Can you write out the whole listing exactly?

**SUPPLIED RECORDS**:
═══
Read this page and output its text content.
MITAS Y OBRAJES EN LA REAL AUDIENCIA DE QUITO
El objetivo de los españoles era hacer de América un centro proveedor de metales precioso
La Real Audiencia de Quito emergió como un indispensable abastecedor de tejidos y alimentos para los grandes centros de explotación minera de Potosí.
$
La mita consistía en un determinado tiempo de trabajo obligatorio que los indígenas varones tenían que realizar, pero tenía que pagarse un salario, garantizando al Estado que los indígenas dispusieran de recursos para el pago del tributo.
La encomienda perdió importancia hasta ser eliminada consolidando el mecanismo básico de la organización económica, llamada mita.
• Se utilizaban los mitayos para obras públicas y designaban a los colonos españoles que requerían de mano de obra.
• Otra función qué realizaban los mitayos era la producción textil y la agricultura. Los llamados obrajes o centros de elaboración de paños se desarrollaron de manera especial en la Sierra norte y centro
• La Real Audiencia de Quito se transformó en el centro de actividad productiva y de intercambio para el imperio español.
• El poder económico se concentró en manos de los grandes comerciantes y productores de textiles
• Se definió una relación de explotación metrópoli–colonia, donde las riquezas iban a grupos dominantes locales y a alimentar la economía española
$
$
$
═══
**WRITTEN RESPONSE**:
Read this page and output its text content.
MITAS Y OBRAJES EN LA REAL AUDIENCIA DE QUITO
El objetivo de los españoles era hacer de América un centro proveedor de metales precioso
La Real Audiencia de Quito emergió como un indispensable abastecedor de tejidos y alimentos para los grandes centros de explotación minera de Potosí.
$
La mita consistía en un determinado tiempo de trabajo obligatorio que los indígenas varones tenían que realizar, pero tenía que pagarse un salario, garantizando al Estado que los indígenas dispusieran de recursos para el pago del tributo.
La encomienda perdió importancia hasta ser eliminada consolidando el mecanismo básico de la organización económica, llamada mita.
• Se utilizaban los mitayos para obras públicas y designaban a los colonos españoles que requerían de mano de obra.
• Otra función qué realizaban los mitayos era la producción textil y la agricultura. Los llamados obrajes o centros de elaboración de paños se desarrollaron de manera especial en la Sierra norte y centro
• La Real Audiencia de Quito se transformó en el centro de actividad productiva y de intercambio para el imperio español.
• El poder económico se concentró en manos de los grandes comerciantes y productores de textiles
• Se definió una relación de explotación metrópoli–colonia, donde las riquezas iban a grupos dominantes locales y a alimentar la economía española
$
$
$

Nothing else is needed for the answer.